**Data listing:**
════════════════

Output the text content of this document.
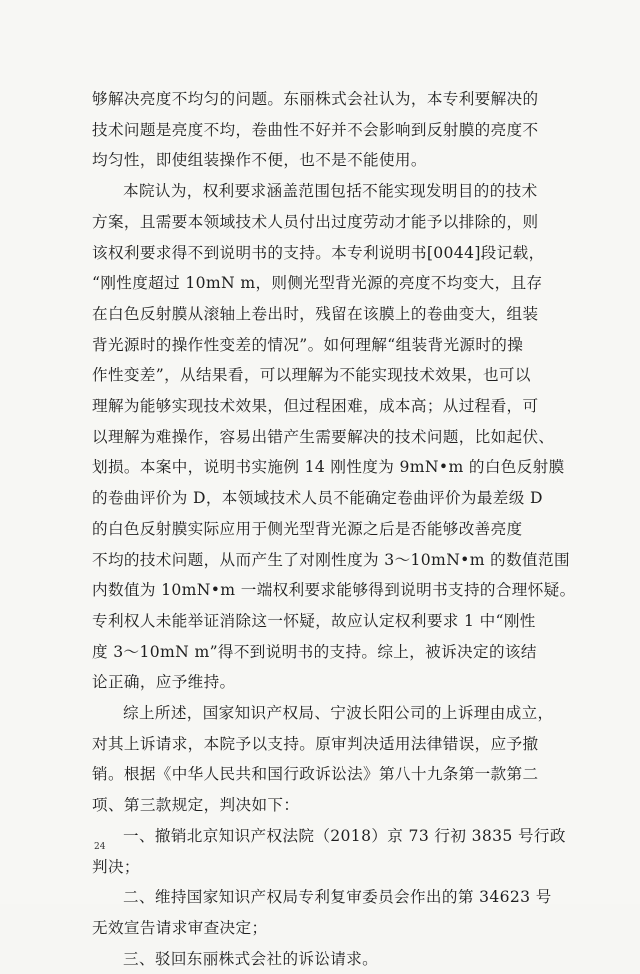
够解决亮度不均匀的问题。东丽株式会社认为，本专利要解决的
技术问题是亮度不均，卷曲性不好并不会影响到反射膜的亮度不
均匀性，即使组装操作不便，也不是不能使用。
本院认为，权利要求涵盖范围包括不能实现发明目的的技术
方案，且需要本领域技术人员付出过度劳动才能予以排除的，则
该权利要求得不到说明书的支持。本专利说明书[0044]段记载，
“刚性度超过 10mN m，则侧光型背光源的亮度不均变大，且存
在白色反射膜从滚轴上卷出时，残留在该膜上的卷曲变大，组装
背光源时的操作性变差的情况”。如何理解“组装背光源时的操
作性变差”，从结果看，可以理解为不能实现技术效果，也可以
理解为能够实现技术效果，但过程困难，成本高；从过程看，可
以理解为难操作，容易出错产生需要解决的技术问题，比如起伏、
划损。本案中，说明书实施例 14 刚性度为 9mN•m 的白色反射膜
的卷曲评价为 D，本领域技术人员不能确定卷曲评价为最差级 D
的白色反射膜实际应用于侧光型背光源之后是否能够改善亮度
不均的技术问题，从而产生了对刚性度为 3～10mN•m 的数值范围
内数值为 10mN•m 一端权利要求能够得到说明书支持的合理怀疑。
专利权人未能举证消除这一怀疑，故应认定权利要求 1 中“刚性
度 3～10mN m”得不到说明书的支持。综上，被诉决定的该结
论正确，应予维持。
综上所述，国家知识产权局、宁波长阳公司的上诉理由成立，
对其上诉请求，本院予以支持。原审判决适用法律错误，应予撤
销。根据《中华人民共和国行政诉讼法》第八十九条第一款第二
项、第三款规定，判决如下：
一、撤销北京知识产权法院（2018）京 73 行初 3835 号行政
判决；
二、维持国家知识产权局专利复审委员会作出的第 34623 号
无效宣告请求审查决定；
三、驳回东丽株式会社的诉讼请求。
24
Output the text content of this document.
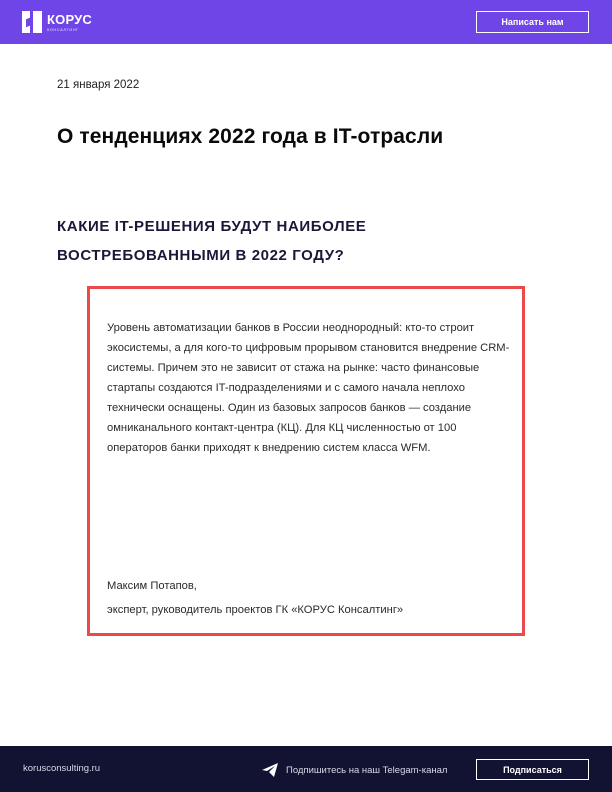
КОРУС
КОНСАЛТИНГ
Написать нам
21 января 2022
О тенденциях 2022 года в IT-отрасли
КАКИЕ IT-РЕШЕНИЯ БУДУТ НАИБОЛЕЕ ВОСТРЕБОВАННЫМИ В 2022 ГОДУ?

Уровень автоматизации банков в России неоднородный: кто-то строит экосистемы, а для кого-то цифровым прорывом становится внедрение CRM-системы. Причем это не зависит от стажа на рынке: часто финансовые стартапы создаются IT-подразделениями и с самого начала неплохо технически оснащены. Один из базовых запросов банков — создание омниканального контакт-центра (КЦ). Для КЦ численностью от 100 операторов банки приходят к внедрению систем класса WFM.

Максим Потапов,
эксперт, руководитель проектов ГК «КОРУС Консалтинг»
korusconsulting.ru	Подпишитесь на наш Telegam-канал	Подписаться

════════════════

**Set task:**
Leave out the pictures and output every record above precisely as given.

**Right answer:**
Output the text content of this document.
够解决亮度不均匀的问题。东丽株式会社认为，本专利要解决的
技术问题是亮度不均，卷曲性不好并不会影响到反射膜的亮度不
均匀性，即使组装操作不便，也不是不能使用。
本院认为，权利要求涵盖范围包括不能实现发明目的的技术
方案，且需要本领域技术人员付出过度劳动才能予以排除的，则
该权利要求得不到说明书的支持。本专利说明书[0044]段记载，
“刚性度超过 10mN m，则侧光型背光源的亮度不均变大，且存
在白色反射膜从滚轴上卷出时，残留在该膜上的卷曲变大，组装
背光源时的操作性变差的情况”。如何理解“组装背光源时的操
作性变差”，从结果看，可以理解为不能实现技术效果，也可以
理解为能够实现技术效果，但过程困难，成本高；从过程看，可
以理解为难操作，容易出错产生需要解决的技术问题，比如起伏、
划损。本案中，说明书实施例 14 刚性度为 9mN•m 的白色反射膜
的卷曲评价为 D，本领域技术人员不能确定卷曲评价为最差级 D
的白色反射膜实际应用于侧光型背光源之后是否能够改善亮度
不均的技术问题，从而产生了对刚性度为 3～10mN•m 的数值范围
内数值为 10mN•m 一端权利要求能够得到说明书支持的合理怀疑。
专利权人未能举证消除这一怀疑，故应认定权利要求 1 中“刚性
度 3～10mN m”得不到说明书的支持。综上，被诉决定的该结
论正确，应予维持。
综上所述，国家知识产权局、宁波长阳公司的上诉理由成立，
对其上诉请求，本院予以支持。原审判决适用法律错误，应予撤
销。根据《中华人民共和国行政诉讼法》第八十九条第一款第二
项、第三款规定，判决如下：
一、撤销北京知识产权法院（2018）京 73 行初 3835 号行政
判决；
二、维持国家知识产权局专利复审委员会作出的第 34623 号
无效宣告请求审查决定；
三、驳回东丽株式会社的诉讼请求。
24
Output the text content of this document.
КОРУС
КОНСАЛТИНГ
Написать нам
21 января 2022
О тенденциях 2022 года в IT-отрасли
КАКИЕ IT-РЕШЕНИЯ БУДУТ НАИБОЛЕЕ ВОСТРЕБОВАННЫМИ В 2022 ГОДУ?

Уровень автоматизации банков в России неоднородный: кто-то строит экосистемы, а для кого-то цифровым прорывом становится внедрение CRM-системы. Причем это не зависит от стажа на рынке: часто финансовые стартапы создаются IT-подразделениями и с самого начала неплохо технически оснащены. Один из базовых запросов банков — создание омниканального контакт-центра (КЦ). Для КЦ численностью от 100 операторов банки приходят к внедрению систем класса WFM.

Максим Потапов,
эксперт, руководитель проектов ГК «КОРУС Консалтинг»
korusconsulting.ru	Подпишитесь на наш Telegam-канал	Подписаться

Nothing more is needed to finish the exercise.